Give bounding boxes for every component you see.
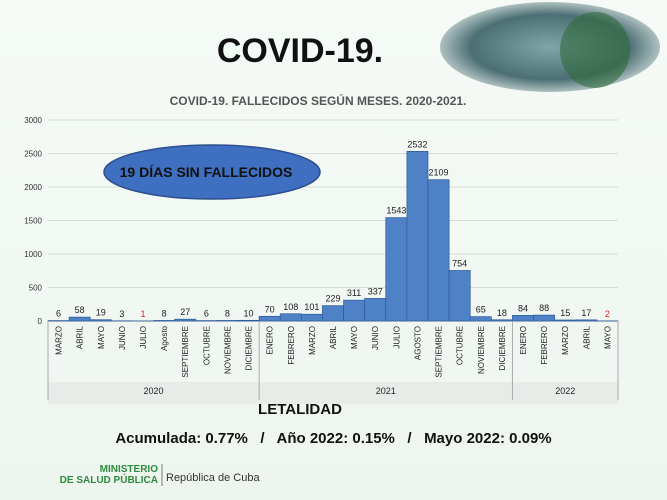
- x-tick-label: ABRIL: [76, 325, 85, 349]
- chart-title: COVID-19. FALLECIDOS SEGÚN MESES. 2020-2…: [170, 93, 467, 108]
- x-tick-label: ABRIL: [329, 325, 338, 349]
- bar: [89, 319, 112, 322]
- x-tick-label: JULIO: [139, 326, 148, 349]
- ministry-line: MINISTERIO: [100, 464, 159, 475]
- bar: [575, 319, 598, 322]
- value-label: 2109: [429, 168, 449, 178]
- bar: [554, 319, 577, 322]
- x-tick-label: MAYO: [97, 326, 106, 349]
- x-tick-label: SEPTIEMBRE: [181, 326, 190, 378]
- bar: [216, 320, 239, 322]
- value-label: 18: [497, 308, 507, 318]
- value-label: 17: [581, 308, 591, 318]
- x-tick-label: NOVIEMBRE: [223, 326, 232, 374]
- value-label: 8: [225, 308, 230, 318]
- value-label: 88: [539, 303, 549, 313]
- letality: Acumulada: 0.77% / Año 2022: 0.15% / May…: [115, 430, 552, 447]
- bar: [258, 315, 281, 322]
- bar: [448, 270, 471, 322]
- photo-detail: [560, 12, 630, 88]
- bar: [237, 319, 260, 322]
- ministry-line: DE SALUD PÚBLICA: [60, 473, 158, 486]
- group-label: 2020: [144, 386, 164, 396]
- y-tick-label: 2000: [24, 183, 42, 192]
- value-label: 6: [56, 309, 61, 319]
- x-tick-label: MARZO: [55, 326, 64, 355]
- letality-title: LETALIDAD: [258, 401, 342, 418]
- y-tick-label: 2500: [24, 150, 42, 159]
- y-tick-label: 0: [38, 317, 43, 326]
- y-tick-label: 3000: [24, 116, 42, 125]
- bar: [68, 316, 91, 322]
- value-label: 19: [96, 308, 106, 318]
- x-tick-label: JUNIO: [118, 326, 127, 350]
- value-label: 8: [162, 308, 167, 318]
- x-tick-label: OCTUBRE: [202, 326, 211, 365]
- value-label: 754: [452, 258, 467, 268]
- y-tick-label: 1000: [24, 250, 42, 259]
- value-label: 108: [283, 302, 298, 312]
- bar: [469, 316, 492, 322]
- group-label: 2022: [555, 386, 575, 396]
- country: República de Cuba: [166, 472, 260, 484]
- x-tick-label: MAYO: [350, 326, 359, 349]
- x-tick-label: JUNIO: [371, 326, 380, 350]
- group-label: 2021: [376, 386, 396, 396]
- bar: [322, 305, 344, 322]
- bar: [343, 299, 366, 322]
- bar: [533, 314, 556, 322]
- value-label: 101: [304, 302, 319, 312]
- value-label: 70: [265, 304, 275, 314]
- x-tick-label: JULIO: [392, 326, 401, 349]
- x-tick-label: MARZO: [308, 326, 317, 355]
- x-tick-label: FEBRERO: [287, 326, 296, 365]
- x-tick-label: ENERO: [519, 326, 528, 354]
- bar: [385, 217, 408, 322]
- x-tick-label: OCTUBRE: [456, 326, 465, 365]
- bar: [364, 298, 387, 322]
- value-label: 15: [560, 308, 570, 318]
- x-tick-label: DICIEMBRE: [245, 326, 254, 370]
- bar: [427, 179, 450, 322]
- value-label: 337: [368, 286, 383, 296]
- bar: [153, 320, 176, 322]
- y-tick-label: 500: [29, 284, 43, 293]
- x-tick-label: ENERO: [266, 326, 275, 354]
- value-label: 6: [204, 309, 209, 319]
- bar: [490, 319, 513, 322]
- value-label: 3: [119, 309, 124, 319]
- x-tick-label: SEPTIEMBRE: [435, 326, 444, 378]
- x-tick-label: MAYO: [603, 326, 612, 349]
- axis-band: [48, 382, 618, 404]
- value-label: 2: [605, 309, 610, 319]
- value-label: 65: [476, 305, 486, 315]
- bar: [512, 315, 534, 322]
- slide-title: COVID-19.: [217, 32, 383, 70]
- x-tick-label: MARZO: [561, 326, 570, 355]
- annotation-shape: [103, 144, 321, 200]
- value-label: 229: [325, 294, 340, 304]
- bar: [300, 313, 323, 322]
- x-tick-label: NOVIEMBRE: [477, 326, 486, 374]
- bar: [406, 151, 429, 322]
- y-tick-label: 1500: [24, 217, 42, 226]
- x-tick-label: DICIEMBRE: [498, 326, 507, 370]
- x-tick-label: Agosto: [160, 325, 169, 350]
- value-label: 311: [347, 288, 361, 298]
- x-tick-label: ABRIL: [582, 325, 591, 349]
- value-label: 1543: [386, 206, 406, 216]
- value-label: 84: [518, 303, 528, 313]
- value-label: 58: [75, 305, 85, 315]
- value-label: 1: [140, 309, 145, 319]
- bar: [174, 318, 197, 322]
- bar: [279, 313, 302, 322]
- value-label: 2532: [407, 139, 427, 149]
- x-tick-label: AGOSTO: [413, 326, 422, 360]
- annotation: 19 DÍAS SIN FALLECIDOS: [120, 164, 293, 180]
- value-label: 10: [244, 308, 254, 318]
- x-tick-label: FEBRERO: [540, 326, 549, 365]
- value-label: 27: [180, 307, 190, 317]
---
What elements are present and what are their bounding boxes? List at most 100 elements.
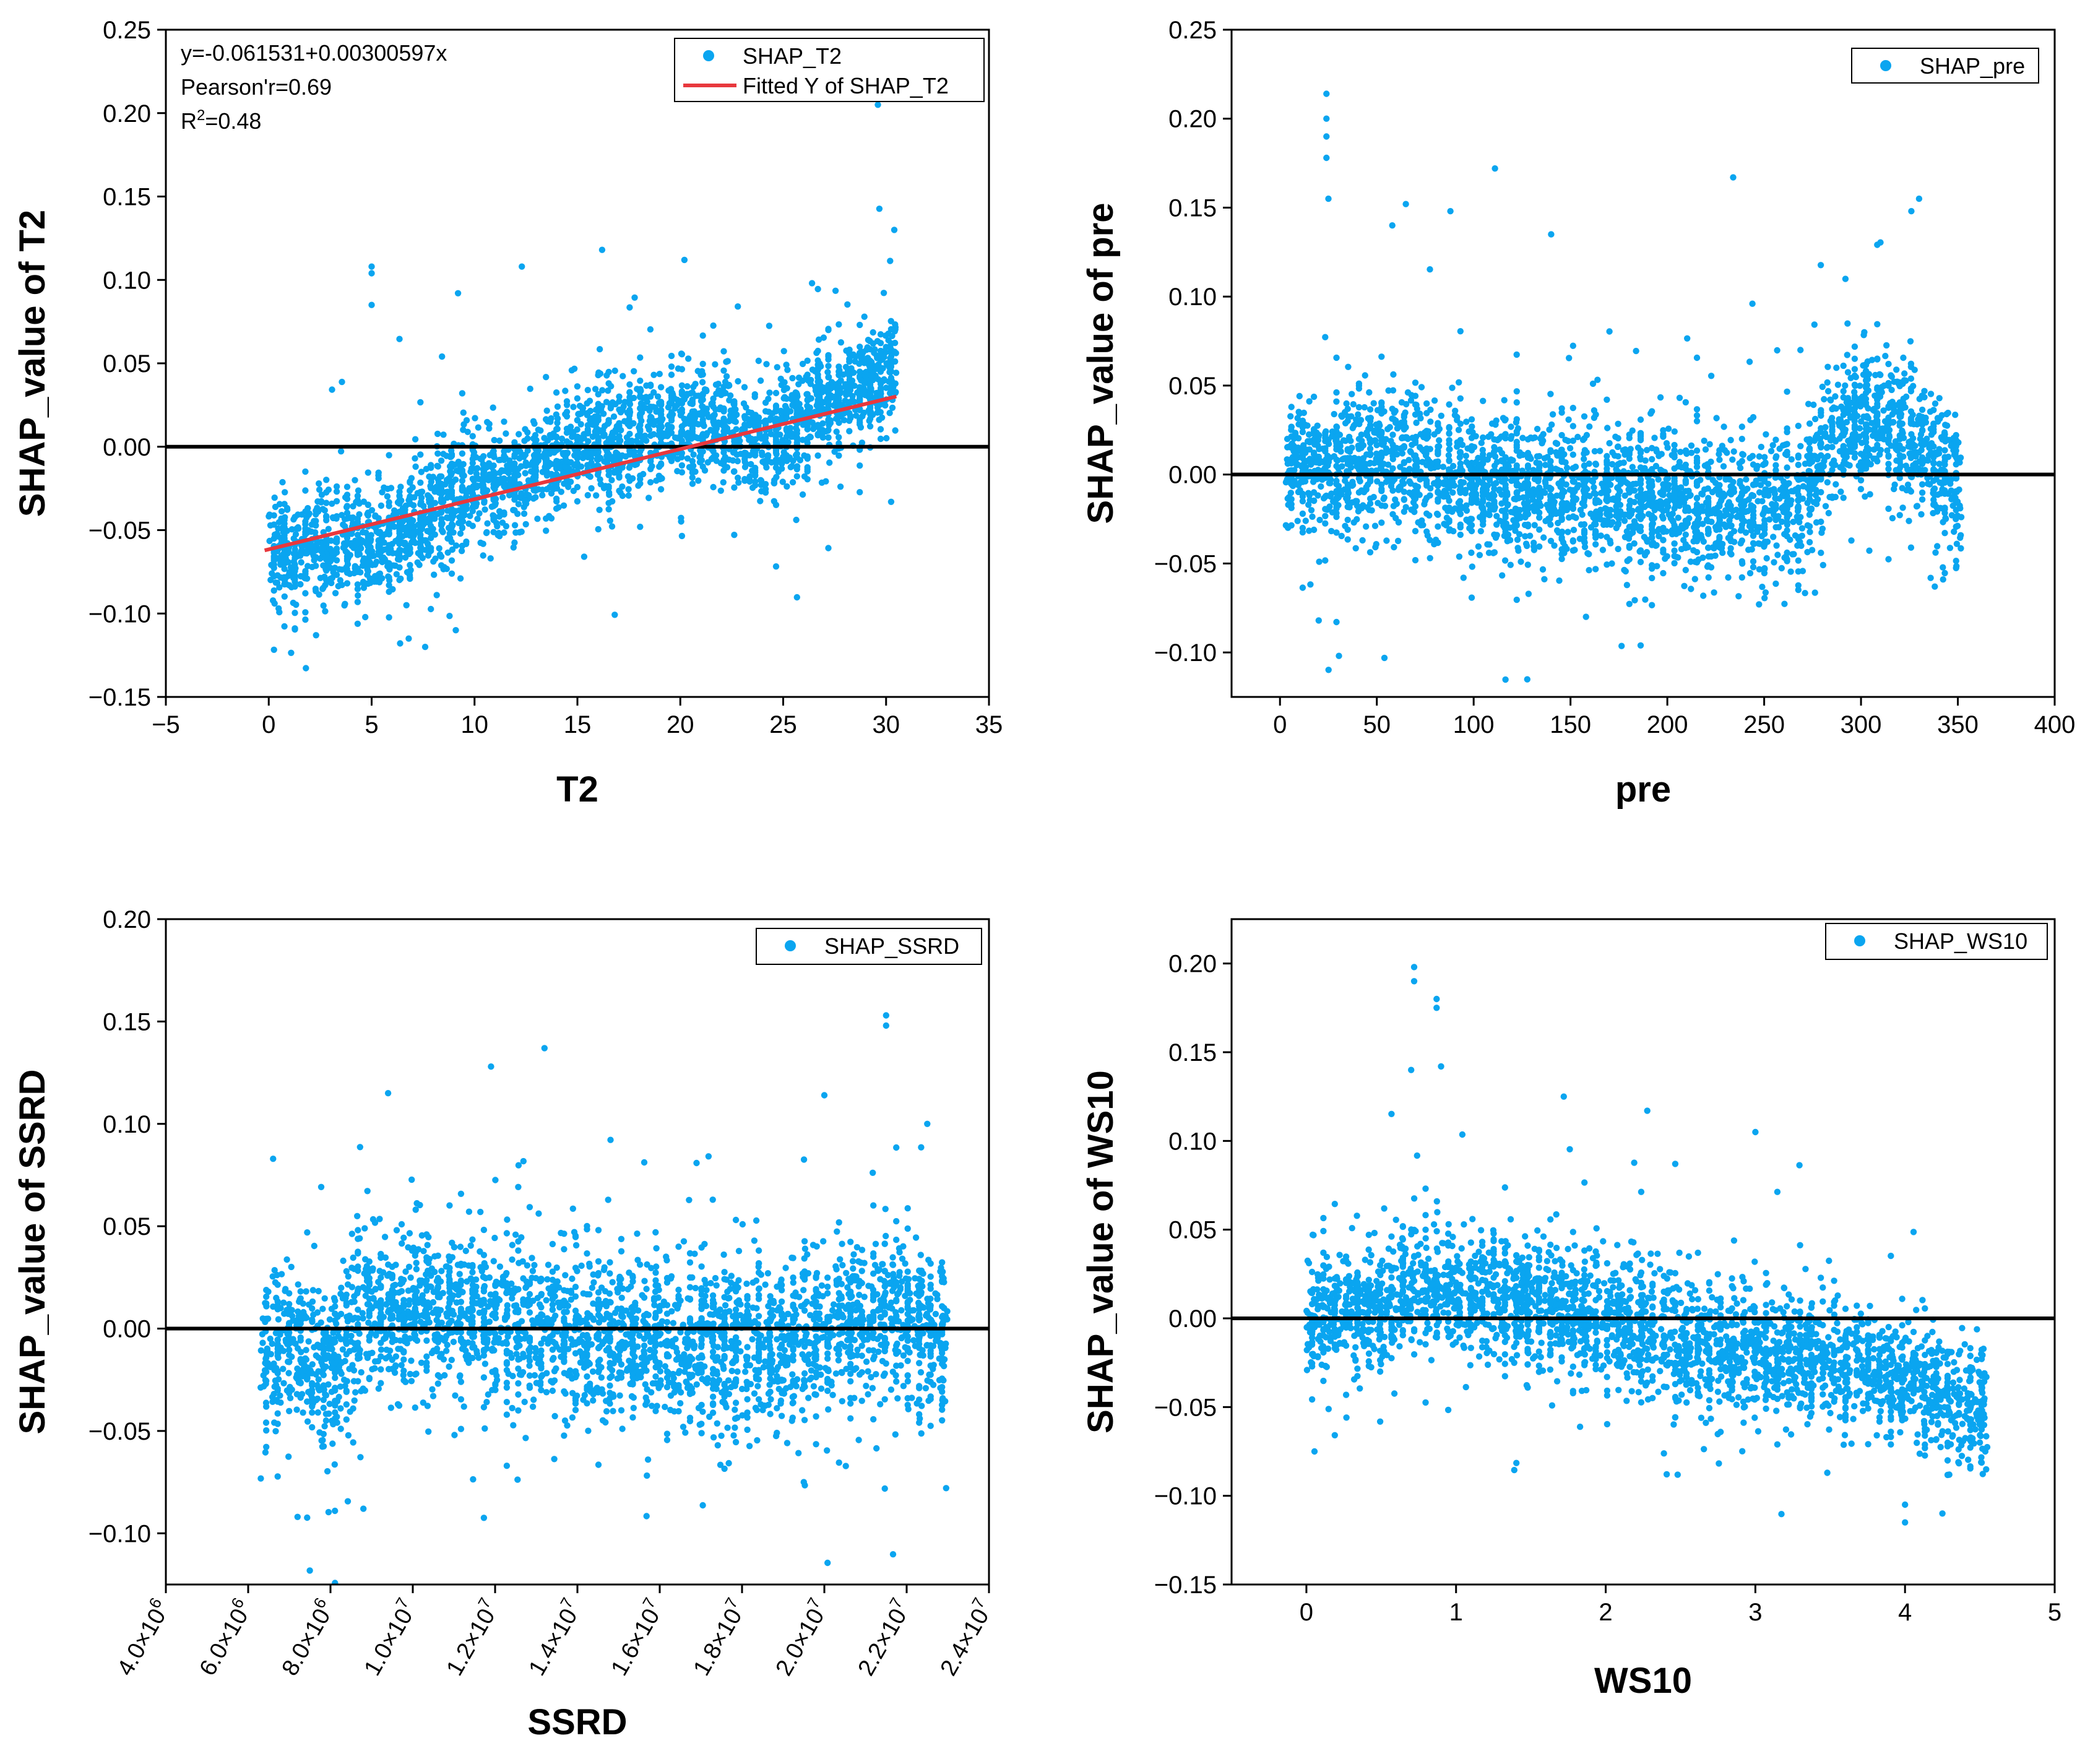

-- Required work --
Output the items between the lines holding "Give bounding boxes" and "- value-label: 88: [539, 303, 549, 313]", inclusive, as a two-column CSV with the columns instruction and response. Give one row for each item, with its text and its answer each in a single quoted field, line breaks turned into spaces, and the pictures left out.

-- Right answer --
instruction,response
"Give bounding boxes for every component you see.","- x-tick-label: ABRIL: [76, 325, 85, 349] - chart-title: COVID-19. FALLECIDOS SEGÚN MESES. 2020-2…: [170, 93, 467, 108] - x-tick-label: ABRIL: [329, 325, 338, 349] - bar: [89, 319, 112, 322] - x-tick-label: JULIO: [139, 326, 148, 349] - ministry-line: MINISTERIO: [100, 464, 159, 475] - bar: [575, 319, 598, 322] - value-label: 2109: [429, 168, 449, 178] - bar: [554, 319, 577, 322] - x-tick-label: MAYO: [97, 326, 106, 349] - x-tick-label: SEPTIEMBRE: [181, 326, 190, 378] - bar: [216, 320, 239, 322] - value-label: 18: [497, 308, 507, 318] - value-label: 17: [581, 308, 591, 318] - x-tick-label: NOVIEMBRE: [223, 326, 232, 374] - value-label: 8: [225, 308, 230, 318] - value-label: 88: [539, 303, 549, 313]"